Stored data entries
══════

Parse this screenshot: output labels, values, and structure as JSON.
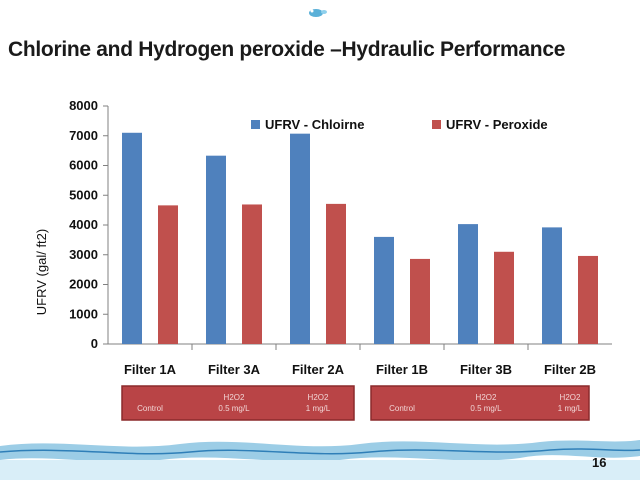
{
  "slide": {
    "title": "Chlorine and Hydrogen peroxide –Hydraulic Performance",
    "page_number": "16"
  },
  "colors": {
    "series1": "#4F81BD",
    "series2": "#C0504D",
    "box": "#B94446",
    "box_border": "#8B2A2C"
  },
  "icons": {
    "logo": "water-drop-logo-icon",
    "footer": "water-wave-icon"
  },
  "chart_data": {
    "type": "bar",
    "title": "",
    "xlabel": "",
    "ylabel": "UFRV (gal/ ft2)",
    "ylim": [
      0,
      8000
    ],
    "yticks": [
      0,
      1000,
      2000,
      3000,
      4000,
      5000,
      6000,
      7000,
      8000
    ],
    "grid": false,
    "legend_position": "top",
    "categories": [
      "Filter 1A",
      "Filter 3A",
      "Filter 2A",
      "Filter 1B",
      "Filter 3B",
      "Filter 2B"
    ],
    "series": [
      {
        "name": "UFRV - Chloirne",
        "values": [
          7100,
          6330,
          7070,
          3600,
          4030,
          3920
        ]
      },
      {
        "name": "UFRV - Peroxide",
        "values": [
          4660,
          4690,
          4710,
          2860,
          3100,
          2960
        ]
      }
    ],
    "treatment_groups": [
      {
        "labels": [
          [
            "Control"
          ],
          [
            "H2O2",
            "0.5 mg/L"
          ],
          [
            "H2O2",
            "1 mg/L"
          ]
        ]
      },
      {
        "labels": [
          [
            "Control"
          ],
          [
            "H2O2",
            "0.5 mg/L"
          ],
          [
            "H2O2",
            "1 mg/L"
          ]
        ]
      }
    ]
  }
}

══════

Set task: The pictures in the entries should be left out; output everything else exactly.

The reply:
Parse this screenshot: output labels, values, and structure as JSON.
{
  "slide": {
    "title": "Chlorine and Hydrogen peroxide –Hydraulic Performance",
    "page_number": "16"
  },
  "colors": {
    "series1": "#4F81BD",
    "series2": "#C0504D",
    "box": "#B94446",
    "box_border": "#8B2A2C"
  },
  "icons": {
    "logo": "water-drop-logo-icon",
    "footer": "water-wave-icon"
  },
  "chart_data": {
    "type": "bar",
    "title": "",
    "xlabel": "",
    "ylabel": "UFRV (gal/ ft2)",
    "ylim": [
      0,
      8000
    ],
    "yticks": [
      0,
      1000,
      2000,
      3000,
      4000,
      5000,
      6000,
      7000,
      8000
    ],
    "grid": false,
    "legend_position": "top",
    "categories": [
      "Filter 1A",
      "Filter 3A",
      "Filter 2A",
      "Filter 1B",
      "Filter 3B",
      "Filter 2B"
    ],
    "series": [
      {
        "name": "UFRV - Chloirne",
        "values": [
          7100,
          6330,
          7070,
          3600,
          4030,
          3920
        ]
      },
      {
        "name": "UFRV - Peroxide",
        "values": [
          4660,
          4690,
          4710,
          2860,
          3100,
          2960
        ]
      }
    ],
    "treatment_groups": [
      {
        "labels": [
          [
            "Control"
          ],
          [
            "H2O2",
            "0.5 mg/L"
          ],
          [
            "H2O2",
            "1 mg/L"
          ]
        ]
      },
      {
        "labels": [
          [
            "Control"
          ],
          [
            "H2O2",
            "0.5 mg/L"
          ],
          [
            "H2O2",
            "1 mg/L"
          ]
        ]
      }
    ]
  }
}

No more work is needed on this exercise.